* _Element placement records_
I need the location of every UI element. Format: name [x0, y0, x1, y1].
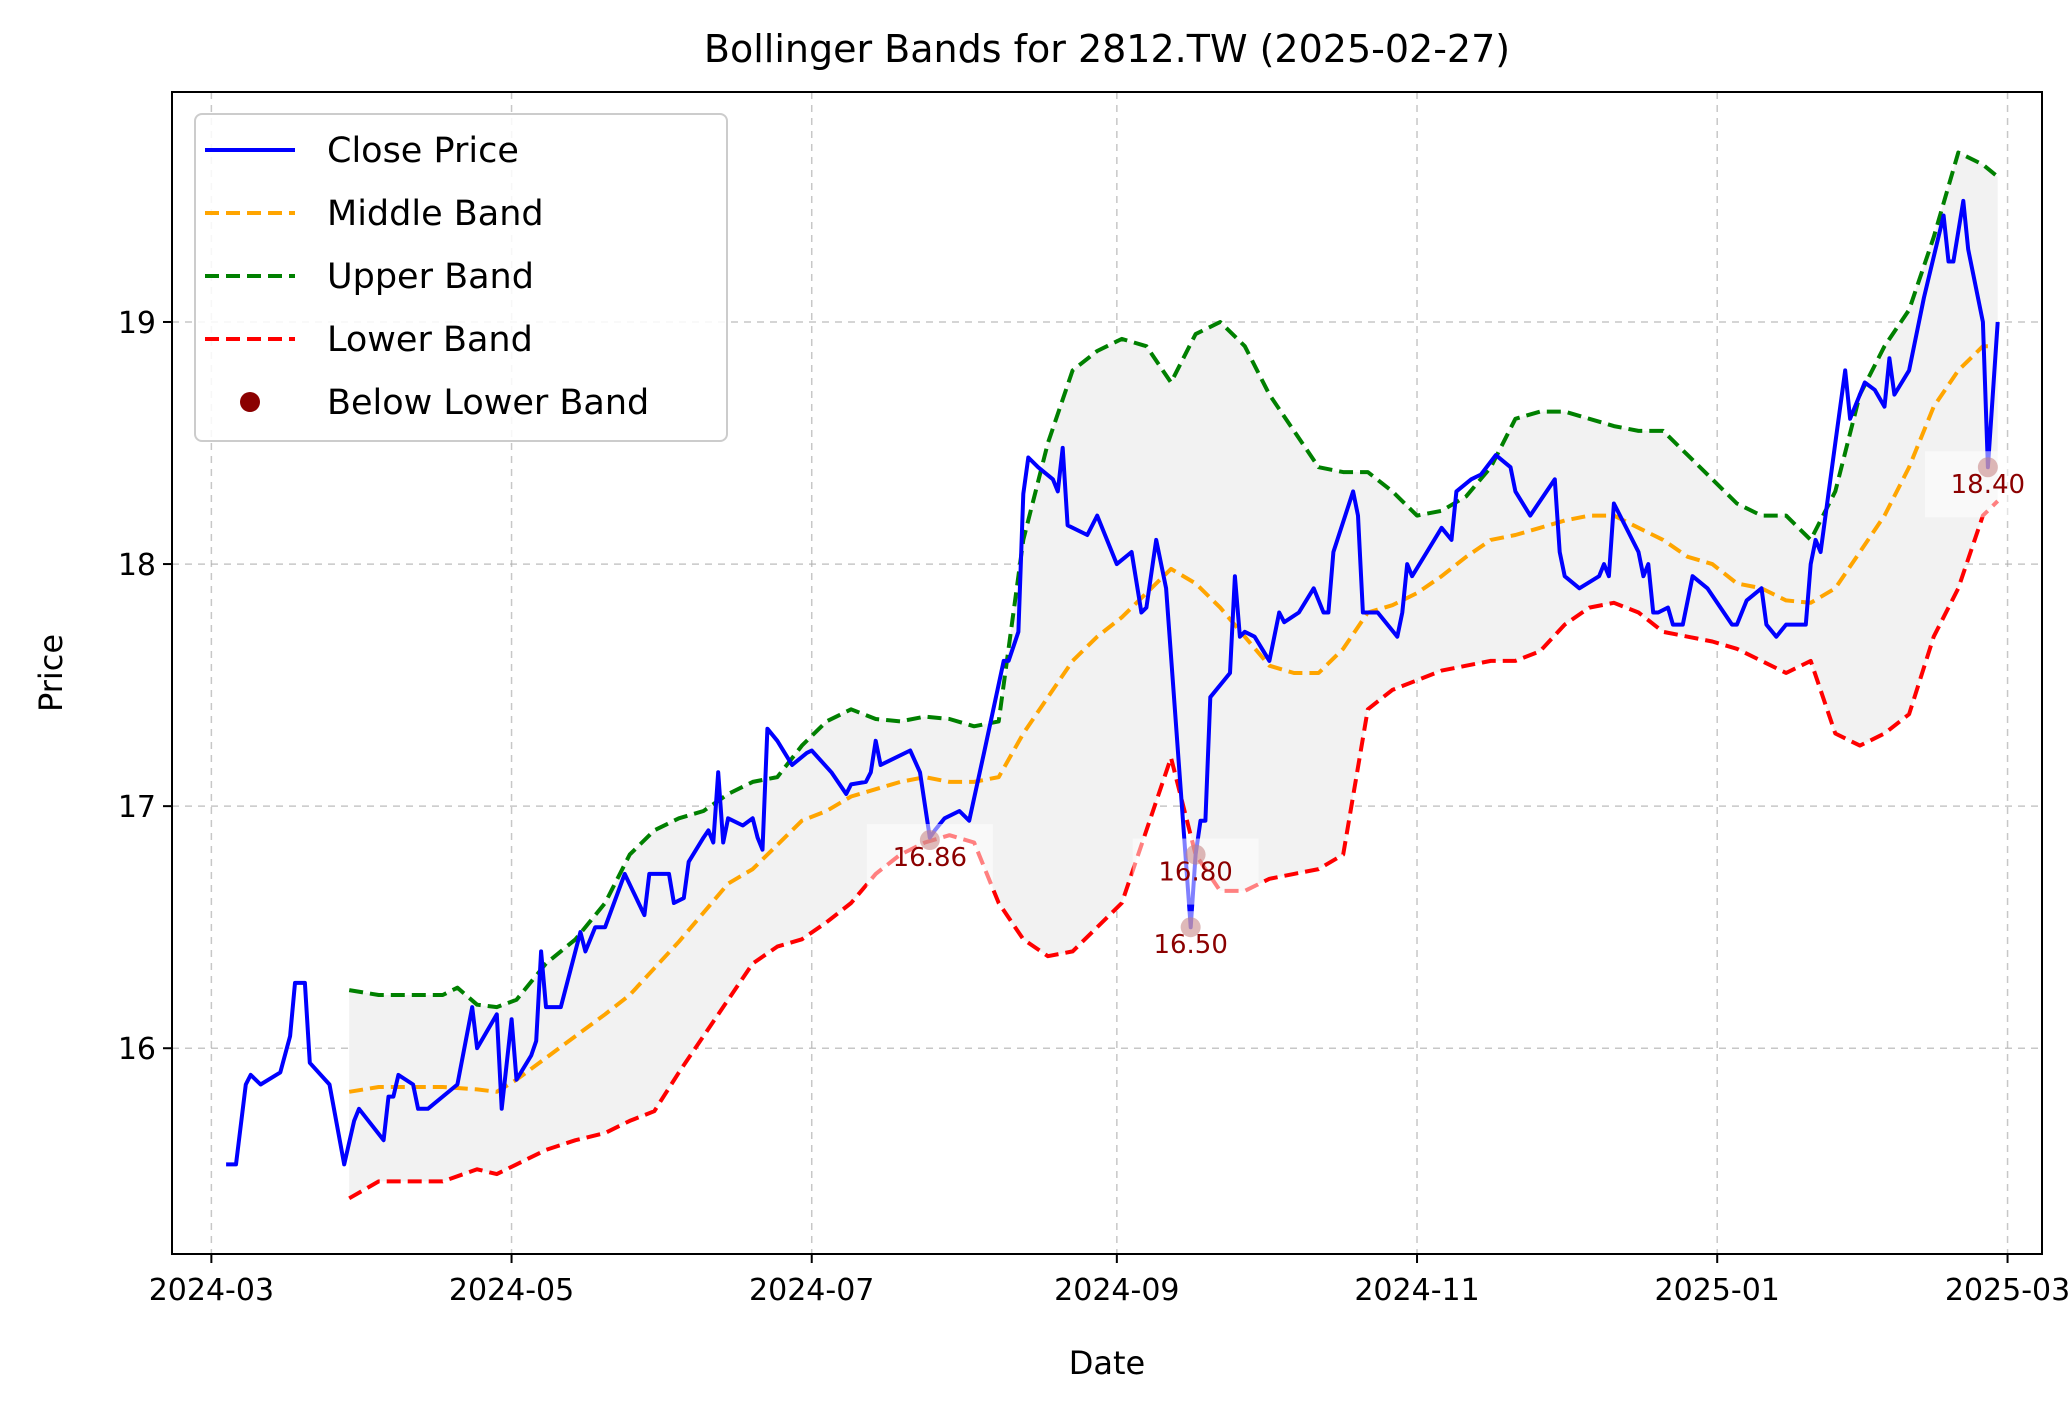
- legend-box: [194, 113, 728, 442]
- lower-band-line: [348, 499, 2000, 1201]
- y-tick-label: 17: [118, 790, 156, 825]
- annotation-box: [866, 824, 993, 891]
- legend-label-lower: Lower Band: [327, 320, 533, 360]
- annotation-box: [1132, 838, 1259, 905]
- annotation-box: [1127, 911, 1254, 978]
- y-axis-label: Price: [32, 634, 70, 712]
- series-layer: [226, 150, 2000, 1201]
- upper-band-line: [348, 150, 1999, 1010]
- plot-area-frame: [171, 91, 2043, 1255]
- legend-label-close: Close Price: [327, 131, 519, 171]
- legend-swatch-below: [240, 392, 260, 412]
- legend-label-below: Below Lower Band: [327, 383, 649, 423]
- x-tick-label: 2024-09: [1054, 1273, 1179, 1308]
- legend-label-middle: Middle Band: [327, 194, 544, 234]
- annotation-label: 16.86: [893, 843, 967, 873]
- legend-label-upper: Upper Band: [327, 257, 534, 297]
- chart-title: Bollinger Bands for 2812.TW (2025-02-27): [704, 27, 1510, 71]
- annotation-label: 16.50: [1153, 930, 1227, 960]
- annotation-label: 18.40: [1951, 470, 2025, 500]
- x-tick-label: 2024-07: [749, 1273, 874, 1308]
- y-tick-label: 18: [118, 548, 156, 583]
- annotation-label: 16.80: [1158, 858, 1232, 888]
- annotation-box: [1924, 451, 2051, 518]
- annotation-layer: 16.86 16.80 16.50 18.40: [866, 451, 2051, 978]
- y-tick-label: 19: [118, 306, 156, 341]
- middle-band-line: [348, 344, 1998, 1094]
- y-tick-label: 16: [118, 1032, 156, 1067]
- x-tick-label: 2025-01: [1655, 1273, 1780, 1308]
- x-tick-label: 2024-05: [449, 1273, 574, 1308]
- tick-layer: 2024-03 2024-05 2024-07 2024-09 2024-11 2025-…: [118, 306, 2070, 1308]
- x-tick-label: 2024-11: [1354, 1273, 1479, 1308]
- close-price-line: [226, 198, 2000, 1167]
- legend: Close Price Middle Band Upper Band Lower…: [194, 113, 728, 442]
- x-tick-label: 2024-03: [149, 1273, 274, 1308]
- x-tick-label: 2025-03: [1945, 1273, 2070, 1308]
- x-axis-label: Date: [1069, 1344, 1145, 1382]
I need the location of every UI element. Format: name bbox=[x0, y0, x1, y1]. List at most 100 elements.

* _Task to complete_
Render the lines of the records as a Markdown table with the columns "Row" and "Line", starting at the line that contains "- legend-box: [194, 113, 728, 442]" and ending after the line that contains "- legend-swatch-below: [240, 392, 260, 412]". Omit any blank lines.

* _Full output_
| Row | Line |
|---|---|
| 1 | - legend-box: [194, 113, 728, 442] |
| 2 | - lower-band-line: [348, 499, 2000, 1201] |
| 3 | - y-tick-label: 17: [118, 790, 156, 825] |
| 4 | - annotation-box: [866, 824, 993, 891] |
| 5 | - legend-label-lower: Lower Band: [327, 320, 533, 360] |
| 6 | - annotation-box: [1132, 838, 1259, 905] |
| 7 | - annotation-box: [1127, 911, 1254, 978] |
| 8 | - y-axis-label: Price: [32, 634, 70, 712] |
| 9 | - series-layer: [226, 150, 2000, 1201] |
| 10 | - upper-band-line: [348, 150, 1999, 1010] |
| 11 | - plot-area-frame: [171, 91, 2043, 1255] |
| 12 | - legend-label-close: Close Price: [327, 131, 519, 171] |
| 13 | - legend-swatch-below: [240, 392, 260, 412] |